= Task instructions =
Narrow the data below down to the lines containing "this".

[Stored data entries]
-- start --
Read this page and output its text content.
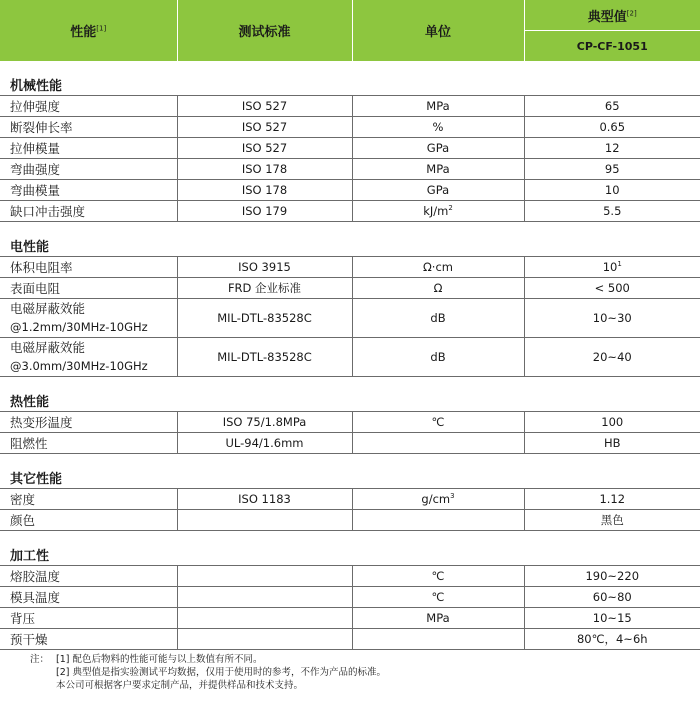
性能[1]	测试标准	单位	典型值[2]
			CP-CF-1051

机械性能			

拉伸强度	ISO 527	MPa	65

断裂伸长率	ISO 527	%	0.65

拉伸模量	ISO 527	GPa	12

弯曲强度	ISO 178	MPa	95

弯曲模量	ISO 178	GPa	10

缺口冲击强度	ISO 179	$kJ/m^2$	5.5

电性能			

体积电阻率	ISO 3915	Ω·cm	$10^1$

表面电阻	FRD 企业标准	Ω	< 500

电磁屏蔽效能
@1.2mm/30MHz-10GHz	MIL-DTL-83528C	dB	10~30

电磁屏蔽效能
@3.0mm/30MHz-10GHz	MIL-DTL-83528C	dB	20~40

热性能			

热变形温度	ISO 75/1.8MPa	℃	100

阻燃性	UL-94/1.6mm		HB

其它性能			

密度	ISO 1183	$g/cm^3$	1.12

颜色			黑色

加工性			

熔胶温度		℃	190~220

模具温度		℃	60~80

背压		MPa	10~15

预干燥			80℃，4~6h
注： [1] 配色后物料的性能可能与以上数值有所不同。
[2] 典型值是指实验测试平均数据，仅用于使用时的参考，不作为产品的标准。
本公司可根据客户要求定制产品，并提供样品和技术支持。
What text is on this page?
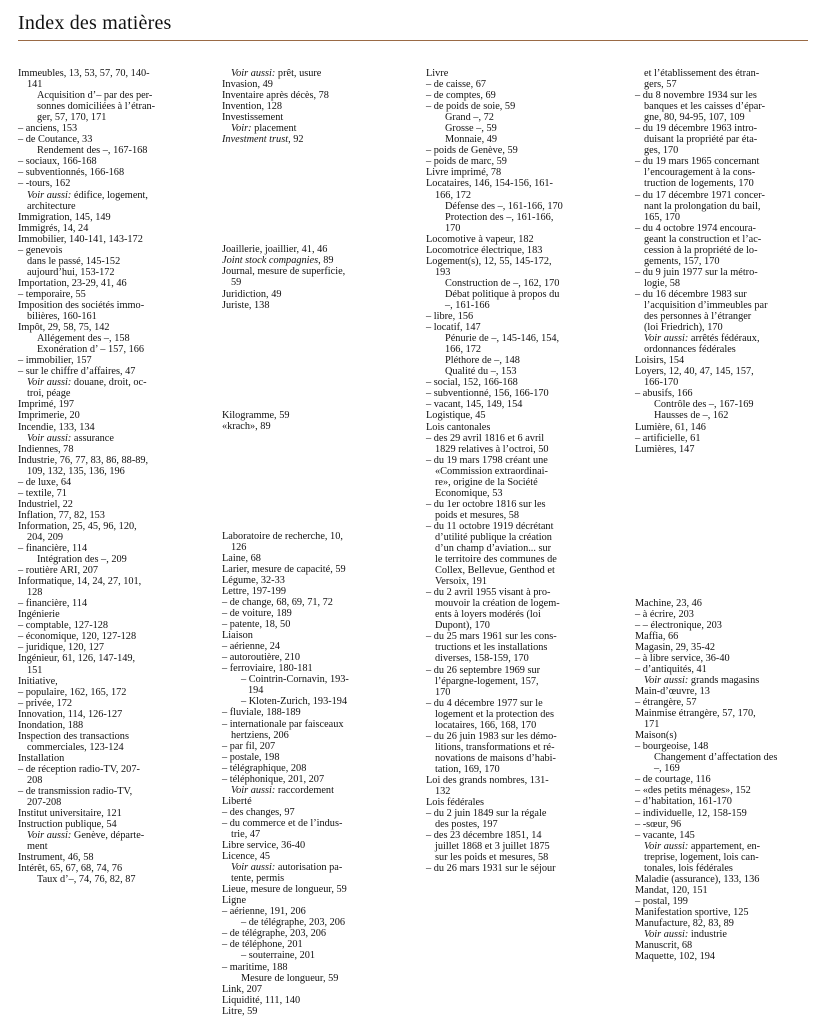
Index des matières
Immeubles, 13, 53, 57, 70, 140-
141
Acquisition d’– par des per-
sonnes domiciliées à l’étran-
ger, 57, 170, 171
– anciens, 153
– de Coutance, 33
Rendement des –, 167-168
– sociaux, 166-168
– subventionnés, 166-168
– -tours, 162
Voir aussi: édifice, logement,
architecture
Immigration, 145, 149
Immigrés, 14, 24
Immobilier, 140-141, 143-172
– genevois
dans le passé, 145-152
aujourd’hui, 153-172
Importation, 23-29, 41, 46
– temporaire, 55
Imposition des sociétés immo-
bilières, 160-161
Impôt, 29, 58, 75, 142
Allégement des –, 158
Exonération d’ – 157, 166
– immobilier, 157
– sur le chiffre d’affaires, 47
Voir aussi: douane, droit, oc-
troi, péage
Imprimé, 197
Imprimerie, 20
Incendie, 133, 134
Voir aussi: assurance
Indiennes, 78
Industrie, 76, 77, 83, 86, 88-89,
109, 132, 135, 136, 196
– de luxe, 64
– textile, 71
Industriel, 22
Inflation, 77, 82, 153
Information, 25, 45, 96, 120,
204, 209
– financière, 114
Intégration des –, 209
– routière ARI, 207
Informatique, 14, 24, 27, 101,
128
– financière, 114
Ingénierie
– comptable, 127-128
– économique, 120, 127-128
– juridique, 120, 127
Ingénieur, 61, 126, 147-149,
151
Initiative,
– populaire, 162, 165, 172
– privée, 172
Innovation, 114, 126-127
Inondation, 188
Inspection des transactions
commerciales, 123-124
Installation
– de réception radio-TV, 207-
208
– de transmission radio-TV,
207-208
Institut universitaire, 121
Instruction publique, 54
Voir aussi: Genève, départe-
ment
Instrument, 46, 58
Intérêt, 65, 67, 68, 74, 76
Taux d’–, 74, 76, 82, 87
Voir aussi: prêt, usure
Invasion, 49
Inventaire après décès, 78
Invention, 128
Investissement
Voir: placement
Investment trust, 92
Joaillerie, joaillier, 41, 46
Joint stock compagnies, 89
Journal, mesure de superficie,
59
Juridiction, 49
Juriste, 138
Kilogramme, 59
«krach», 89
Laboratoire de recherche, 10,
126
Laine, 68
Larier, mesure de capacité, 59
Légume, 32-33
Lettre, 197-199
– de change, 68, 69, 71, 72
– de voiture, 189
– patente, 18, 50
Liaison
– aérienne, 24
– autoroutière, 210
– ferroviaire, 180-181
– Cointrin-Cornavin, 193-
194
– Kloten-Zurich, 193-194
– fluviale, 188-189
– internationale par faisceaux
hertziens, 206
– par fil, 207
– postale, 198
– télégraphique, 208
– téléphonique, 201, 207
Voir aussi: raccordement
Liberté
– des changes, 97
– du commerce et de l’indus-
trie, 47
Libre service, 36-40
Licence, 45
Voir aussi: autorisation pa-
tente, permis
Lieue, mesure de longueur, 59
Ligne
– aérienne, 191, 206
– de télégraphe, 203, 206
– de télégraphe, 203, 206
– de téléphone, 201
– souterraine, 201
– maritime, 188
Mesure de longueur, 59
Link, 207
Liquidité, 111, 140
Litre, 59
Livre
– de caisse, 67
– de comptes, 69
– de poids de soie, 59
Grand –, 72
Grosse –, 59
Monnaie, 49
– poids de Genève, 59
– poids de marc, 59
Livre imprimé, 78
Locataires, 146, 154-156, 161-
166, 172
Défense des –, 161-166, 170
Protection des –, 161-166,
170
Locomotive à vapeur, 182
Locomotrice électrique, 183
Logement(s), 12, 55, 145-172,
193
Construction de –, 162, 170
Débat politique à propos du
–, 161-166
– libre, 156
– locatif, 147
Pénurie de –, 145-146, 154,
166, 172
Pléthore de –, 148
Qualité du –, 153
– social, 152, 166-168
– subventionné, 156, 166-170
– vacant, 145, 149, 154
Logistique, 45
Lois cantonales
– des 29 avril 1816 et 6 avril
1829 relatives à l’octroi, 50
– du 19 mars 1798 créant une
«Commission extraordinai-
re», origine de la Société
Economique, 53
– du 1er octobre 1816 sur les
poids et mesures, 58
– du 11 octobre 1919 décrétant
d’utilité publique la création
d’un champ d’aviation... sur
le territoire des communes de
Collex, Bellevue, Genthod et
Versoix, 191
– du 2 avril 1955 visant à pro-
mouvoir la création de logem-
ents à loyers modérés (loi
Dupont), 170
– du 25 mars 1961 sur les cons-
tructions et les installations
diverses, 158-159, 170
– du 26 septembre 1969 sur
l’épargne-logement, 157,
170
– du 4 décembre 1977 sur le
logement et la protection des
locataires, 166, 168, 170
– du 26 juin 1983 sur les démo-
litions, transformations et ré-
novations de maisons d’habi-
tation, 169, 170
Loi des grands nombres, 131-
132
Lois fédérales
– du 2 juin 1849 sur la régale
des postes, 197
– des 23 décembre 1851, 14
juillet 1868 et 3 juillet 1875
sur les poids et mesures, 58
– du 26 mars 1931 sur le séjour
et l’établissement des étran-
gers, 57
– du 8 novembre 1934 sur les
banques et les caisses d’épar-
gne, 80, 94-95, 107, 109
– du 19 décembre 1963 intro-
duisant la propriété par éta-
ges, 170
– du 19 mars 1965 concernant
l’encouragement à la cons-
truction de logements, 170
– du 17 décembre 1971 concer-
nant la prolongation du bail,
165, 170
– du 4 octobre 1974 encoura-
geant la construction et l’ac-
cession à la propriété de lo-
gements, 157, 170
– du 9 juin 1977 sur la métro-
logie, 58
– du 16 décembre 1983 sur
l’acquisition d’immeubles par
des personnes à l’étranger
(loi Friedrich), 170
Voir aussi: arrêtés fédéraux,
ordonnances fédérales
Loisirs, 154
Loyers, 12, 40, 47, 145, 157,
166-170
– abusifs, 166
Contrôle des –, 167-169
Hausses de –, 162
Lumière, 61, 146
– artificielle, 61
Lumières, 147
Machine, 23, 46
– à écrire, 203
– – électronique, 203
Maffia, 66
Magasin, 29, 35-42
– à libre service, 36-40
– d’antiquités, 41
Voir aussi: grands magasins
Main-d’œuvre, 13
– étrangère, 57
Mainmise étrangère, 57, 170,
171
Maison(s)
– bourgeoise, 148
Changement d’affectation des
–, 169
– de courtage, 116
– «des petits ménages», 152
– d’habitation, 161-170
– individuelle, 12, 158-159
– -sœur, 96
– vacante, 145
Voir aussi: appartement, en-
treprise, logement, lois can-
tonales, lois fédérales
Maladie (assurance), 133, 136
Mandat, 120, 151
– postal, 199
Manifestation sportive, 125
Manufacture, 82, 83, 89
Voir aussi: industrie
Manuscrit, 68
Maquette, 102, 194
-- end --
= Task result =
Read this page and output its text content.
What text is on this page?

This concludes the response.